### Entries
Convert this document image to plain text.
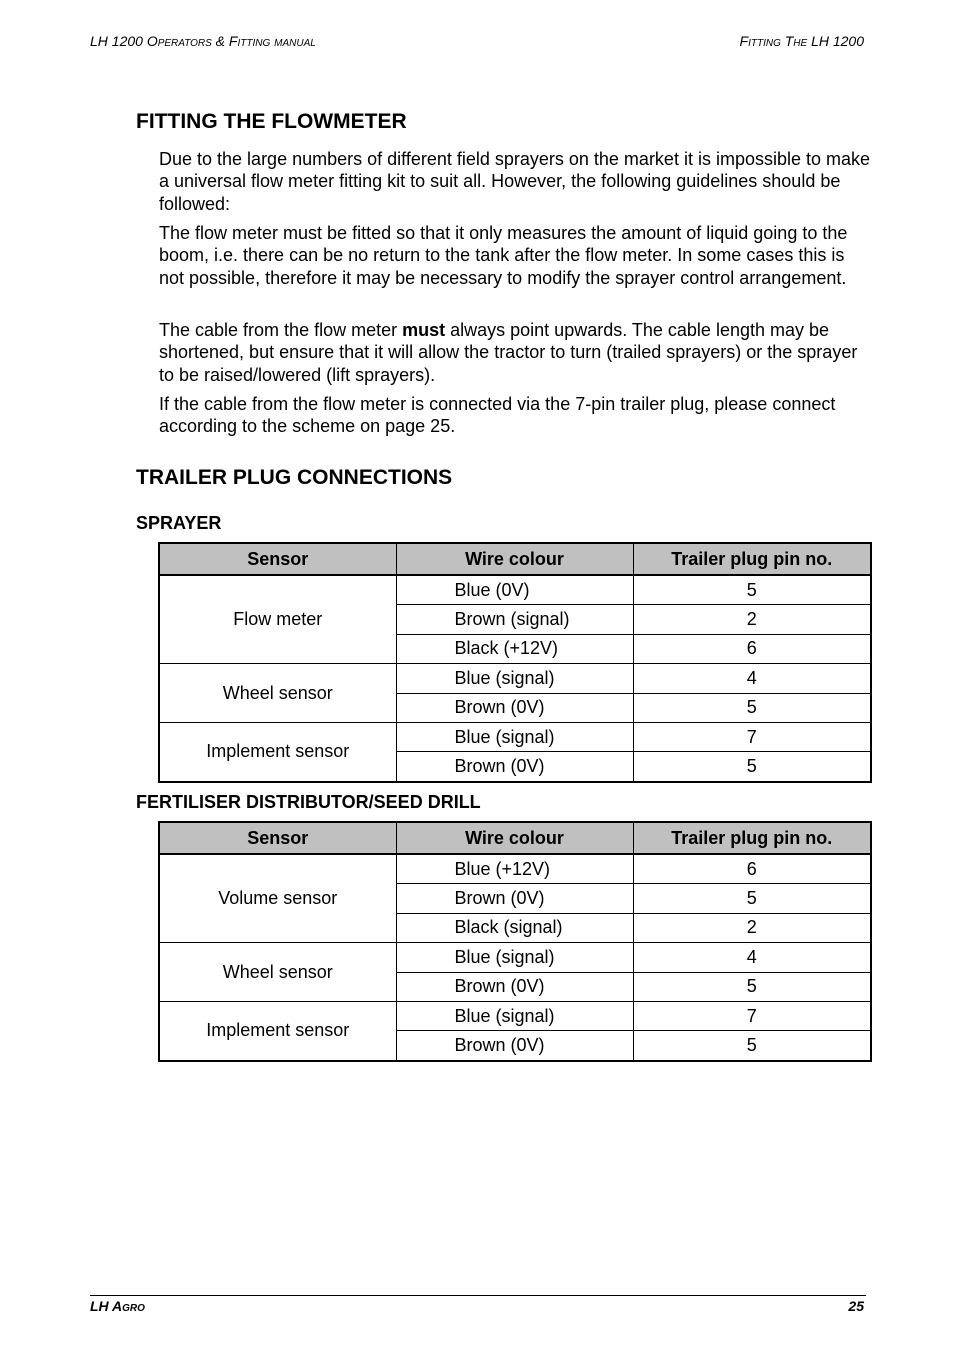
LH 1200 Operators & Fitting manual	Fitting The LH 1200
FITTING THE FLOWMETER

Due to the large numbers of different field sprayers on the market it is impossible to make a universal flow meter fitting kit to suit all. However, the following guidelines should be followed:

The flow meter must be fitted so that it only measures the amount of liquid going to the boom, i.e. there can be no return to the tank after the flow meter. In some cases this is not possible, therefore it may be necessary to modify the sprayer control arrangement.

The cable from the flow meter must always point upwards. The cable length may be shortened, but ensure that it will allow the tractor to turn (trailed sprayers) or the sprayer to be raised/lowered (lift sprayers).

If the cable from the flow meter is connected via the 7-pin trailer plug, please connect according to the scheme on page 25.

TRAILER PLUG CONNECTIONS
SPRAYER
Sensor	Wire colour	Trailer plug pin no.
Flow meter	Blue (0V)	5
	Brown (signal)	2
	Black (+12V)	6
Wheel sensor	Blue (signal)	4
	Brown (0V)	5
Implement sensor	Blue (signal)	7
	Brown (0V)	5
FERTILISER DISTRIBUTOR/SEED DRILL
Sensor	Wire colour	Trailer plug pin no.
Volume sensor	Blue (+12V)	6
	Brown (0V)	5
	Black (signal)	2
Wheel sensor	Blue (signal)	4
	Brown (0V)	5
Implement sensor	Blue (signal)	7
	Brown (0V)	5
LH Agro	25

### Exercise instructions
All the records need to be repeated exactly, with the images dropped.

### Result of this task
Convert this document image to plain text.
LH 1200 Operators & Fitting manual	Fitting The LH 1200
FITTING THE FLOWMETER

Due to the large numbers of different field sprayers on the market it is impossible to make a universal flow meter fitting kit to suit all. However, the following guidelines should be followed:

The flow meter must be fitted so that it only measures the amount of liquid going to the boom, i.e. there can be no return to the tank after the flow meter. In some cases this is not possible, therefore it may be necessary to modify the sprayer control arrangement.

The cable from the flow meter must always point upwards. The cable length may be shortened, but ensure that it will allow the tractor to turn (trailed sprayers) or the sprayer to be raised/lowered (lift sprayers).

If the cable from the flow meter is connected via the 7-pin trailer plug, please connect according to the scheme on page 25.

TRAILER PLUG CONNECTIONS
SPRAYER
Sensor	Wire colour	Trailer plug pin no.
Flow meter	Blue (0V)	5
	Brown (signal)	2
	Black (+12V)	6
Wheel sensor	Blue (signal)	4
	Brown (0V)	5
Implement sensor	Blue (signal)	7
	Brown (0V)	5
FERTILISER DISTRIBUTOR/SEED DRILL
Sensor	Wire colour	Trailer plug pin no.
Volume sensor	Blue (+12V)	6
	Brown (0V)	5
	Black (signal)	2
Wheel sensor	Blue (signal)	4
	Brown (0V)	5
Implement sensor	Blue (signal)	7
	Brown (0V)	5
LH Agro	25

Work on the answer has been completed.